Lines of data:
────────────────

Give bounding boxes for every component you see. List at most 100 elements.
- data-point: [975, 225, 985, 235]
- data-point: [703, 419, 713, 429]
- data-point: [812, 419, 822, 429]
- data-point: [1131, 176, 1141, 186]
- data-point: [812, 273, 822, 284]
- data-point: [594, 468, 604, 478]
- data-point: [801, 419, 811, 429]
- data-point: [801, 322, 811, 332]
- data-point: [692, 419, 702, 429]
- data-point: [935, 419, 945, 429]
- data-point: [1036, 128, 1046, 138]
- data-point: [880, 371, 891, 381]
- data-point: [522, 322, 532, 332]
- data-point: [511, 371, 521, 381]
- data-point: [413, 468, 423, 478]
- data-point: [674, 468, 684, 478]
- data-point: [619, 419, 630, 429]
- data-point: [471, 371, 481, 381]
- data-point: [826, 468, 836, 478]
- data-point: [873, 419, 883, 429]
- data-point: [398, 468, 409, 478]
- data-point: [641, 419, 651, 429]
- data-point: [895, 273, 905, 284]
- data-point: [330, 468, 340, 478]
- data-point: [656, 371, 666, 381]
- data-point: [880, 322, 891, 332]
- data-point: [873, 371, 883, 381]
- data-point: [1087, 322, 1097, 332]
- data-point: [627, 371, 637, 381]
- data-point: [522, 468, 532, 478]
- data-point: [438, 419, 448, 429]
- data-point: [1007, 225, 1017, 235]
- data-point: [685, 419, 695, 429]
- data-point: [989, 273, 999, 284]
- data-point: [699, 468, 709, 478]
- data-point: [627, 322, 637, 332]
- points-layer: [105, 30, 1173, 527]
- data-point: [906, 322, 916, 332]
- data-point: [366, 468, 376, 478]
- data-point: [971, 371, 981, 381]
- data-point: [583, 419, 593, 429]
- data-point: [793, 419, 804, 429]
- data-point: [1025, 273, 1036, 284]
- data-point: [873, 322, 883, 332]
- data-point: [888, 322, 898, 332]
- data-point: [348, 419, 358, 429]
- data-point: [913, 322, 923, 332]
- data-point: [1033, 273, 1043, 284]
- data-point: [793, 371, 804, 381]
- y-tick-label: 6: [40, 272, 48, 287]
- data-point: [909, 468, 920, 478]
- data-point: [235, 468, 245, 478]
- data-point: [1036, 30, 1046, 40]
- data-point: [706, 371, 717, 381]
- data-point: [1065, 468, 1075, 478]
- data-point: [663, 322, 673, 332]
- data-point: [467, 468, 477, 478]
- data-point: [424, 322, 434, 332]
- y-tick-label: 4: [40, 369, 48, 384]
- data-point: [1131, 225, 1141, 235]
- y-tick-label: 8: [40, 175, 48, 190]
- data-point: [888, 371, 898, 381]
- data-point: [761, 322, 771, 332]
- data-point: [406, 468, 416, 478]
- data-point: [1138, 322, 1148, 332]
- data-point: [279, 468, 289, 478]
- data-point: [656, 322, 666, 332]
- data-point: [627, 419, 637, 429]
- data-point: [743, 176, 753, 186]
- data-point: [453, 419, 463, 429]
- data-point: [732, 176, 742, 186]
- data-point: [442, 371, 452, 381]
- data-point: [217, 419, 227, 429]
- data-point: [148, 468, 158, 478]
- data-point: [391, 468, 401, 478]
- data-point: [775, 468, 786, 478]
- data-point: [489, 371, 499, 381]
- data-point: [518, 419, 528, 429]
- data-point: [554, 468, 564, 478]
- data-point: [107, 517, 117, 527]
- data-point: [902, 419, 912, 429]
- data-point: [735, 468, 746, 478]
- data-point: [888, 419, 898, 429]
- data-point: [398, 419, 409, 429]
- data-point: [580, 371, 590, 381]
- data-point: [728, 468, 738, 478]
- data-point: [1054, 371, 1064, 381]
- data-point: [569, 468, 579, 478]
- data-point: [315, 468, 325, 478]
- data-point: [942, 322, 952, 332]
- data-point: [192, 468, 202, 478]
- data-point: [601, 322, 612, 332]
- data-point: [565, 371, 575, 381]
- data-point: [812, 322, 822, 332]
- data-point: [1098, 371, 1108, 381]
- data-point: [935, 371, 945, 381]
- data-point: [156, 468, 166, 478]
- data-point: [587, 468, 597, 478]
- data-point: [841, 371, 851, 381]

────────────────

Copy every line of the material word for word.

Give bounding boxes for every component you see. List at most 100 elements.
- data-point: [975, 225, 985, 235]
- data-point: [703, 419, 713, 429]
- data-point: [812, 419, 822, 429]
- data-point: [1131, 176, 1141, 186]
- data-point: [812, 273, 822, 284]
- data-point: [594, 468, 604, 478]
- data-point: [801, 419, 811, 429]
- data-point: [801, 322, 811, 332]
- data-point: [692, 419, 702, 429]
- data-point: [935, 419, 945, 429]
- data-point: [1036, 128, 1046, 138]
- data-point: [880, 371, 891, 381]
- data-point: [522, 322, 532, 332]
- data-point: [511, 371, 521, 381]
- data-point: [413, 468, 423, 478]
- data-point: [674, 468, 684, 478]
- data-point: [619, 419, 630, 429]
- data-point: [471, 371, 481, 381]
- data-point: [826, 468, 836, 478]
- data-point: [873, 419, 883, 429]
- data-point: [398, 468, 409, 478]
- data-point: [641, 419, 651, 429]
- data-point: [895, 273, 905, 284]
- data-point: [330, 468, 340, 478]
- data-point: [656, 371, 666, 381]
- data-point: [880, 322, 891, 332]
- data-point: [873, 371, 883, 381]
- data-point: [1087, 322, 1097, 332]
- data-point: [627, 371, 637, 381]
- data-point: [522, 468, 532, 478]
- data-point: [438, 419, 448, 429]
- data-point: [1007, 225, 1017, 235]
- data-point: [685, 419, 695, 429]
- data-point: [989, 273, 999, 284]
- data-point: [699, 468, 709, 478]
- data-point: [627, 322, 637, 332]
- points-layer: [105, 30, 1173, 527]
- data-point: [906, 322, 916, 332]
- data-point: [366, 468, 376, 478]
- data-point: [971, 371, 981, 381]
- data-point: [583, 419, 593, 429]
- data-point: [793, 419, 804, 429]
- data-point: [1025, 273, 1036, 284]
- data-point: [873, 322, 883, 332]
- data-point: [888, 322, 898, 332]
- data-point: [348, 419, 358, 429]
- data-point: [913, 322, 923, 332]
- data-point: [1033, 273, 1043, 284]
- data-point: [793, 371, 804, 381]
- y-tick-label: 6: [40, 272, 48, 287]
- data-point: [909, 468, 920, 478]
- data-point: [235, 468, 245, 478]
- data-point: [1036, 30, 1046, 40]
- data-point: [706, 371, 717, 381]
- data-point: [1065, 468, 1075, 478]
- data-point: [663, 322, 673, 332]
- data-point: [467, 468, 477, 478]
- data-point: [424, 322, 434, 332]
- y-tick-label: 4: [40, 369, 48, 384]
- data-point: [1131, 225, 1141, 235]
- y-tick-label: 8: [40, 175, 48, 190]
- data-point: [888, 371, 898, 381]
- data-point: [761, 322, 771, 332]
- data-point: [406, 468, 416, 478]
- data-point: [1138, 322, 1148, 332]
- data-point: [279, 468, 289, 478]
- data-point: [656, 322, 666, 332]
- data-point: [627, 419, 637, 429]
- data-point: [743, 176, 753, 186]
- data-point: [453, 419, 463, 429]
- data-point: [732, 176, 742, 186]
- data-point: [442, 371, 452, 381]
- data-point: [217, 419, 227, 429]
- data-point: [148, 468, 158, 478]
- data-point: [391, 468, 401, 478]
- data-point: [775, 468, 786, 478]
- data-point: [489, 371, 499, 381]
- data-point: [518, 419, 528, 429]
- data-point: [554, 468, 564, 478]
- data-point: [107, 517, 117, 527]
- data-point: [902, 419, 912, 429]
- data-point: [735, 468, 746, 478]
- data-point: [888, 419, 898, 429]
- data-point: [398, 419, 409, 429]
- data-point: [580, 371, 590, 381]
- data-point: [728, 468, 738, 478]
- data-point: [1054, 371, 1064, 381]
- data-point: [569, 468, 579, 478]
- data-point: [315, 468, 325, 478]
- data-point: [942, 322, 952, 332]
- data-point: [192, 468, 202, 478]
- data-point: [601, 322, 612, 332]
- data-point: [565, 371, 575, 381]
- data-point: [812, 322, 822, 332]
- data-point: [1098, 371, 1108, 381]
- data-point: [935, 371, 945, 381]
- data-point: [156, 468, 166, 478]
- data-point: [587, 468, 597, 478]
- data-point: [841, 371, 851, 381]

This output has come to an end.